* [Stated problem] Each record must be retyped in full. No character may differ.

* [Source records]
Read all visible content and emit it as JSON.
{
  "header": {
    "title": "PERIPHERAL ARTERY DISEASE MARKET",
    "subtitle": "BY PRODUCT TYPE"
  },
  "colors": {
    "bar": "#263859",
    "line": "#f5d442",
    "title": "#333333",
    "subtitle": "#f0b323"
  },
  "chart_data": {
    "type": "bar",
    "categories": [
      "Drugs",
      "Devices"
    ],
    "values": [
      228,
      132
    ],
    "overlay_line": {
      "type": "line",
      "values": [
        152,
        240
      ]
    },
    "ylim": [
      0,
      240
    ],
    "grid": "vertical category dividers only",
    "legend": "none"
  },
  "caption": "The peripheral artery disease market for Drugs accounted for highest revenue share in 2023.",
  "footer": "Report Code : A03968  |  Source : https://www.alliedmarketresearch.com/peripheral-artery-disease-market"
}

* [Written solution]
Read all visible content and emit it as JSON.
{
  "header": {
    "title": "PERIPHERAL ARTERY DISEASE MARKET",
    "subtitle": "BY PRODUCT TYPE"
  },
  "colors": {
    "bar": "#263859",
    "line": "#f5d442",
    "title": "#333333",
    "subtitle": "#f0b323"
  },
  "chart_data": {
    "type": "bar",
    "categories": [
      "Drugs",
      "Devices"
    ],
    "values": [
      228,
      132
    ],
    "overlay_line": {
      "type": "line",
      "values": [
        152,
        240
      ]
    },
    "ylim": [
      0,
      240
    ],
    "grid": "vertical category dividers only",
    "legend": "none"
  },
  "caption": "The peripheral artery disease market for Drugs accounted for highest revenue share in 2023.",
  "footer": "Report Code : A03968  |  Source : https://www.alliedmarketresearch.com/peripheral-artery-disease-market"
}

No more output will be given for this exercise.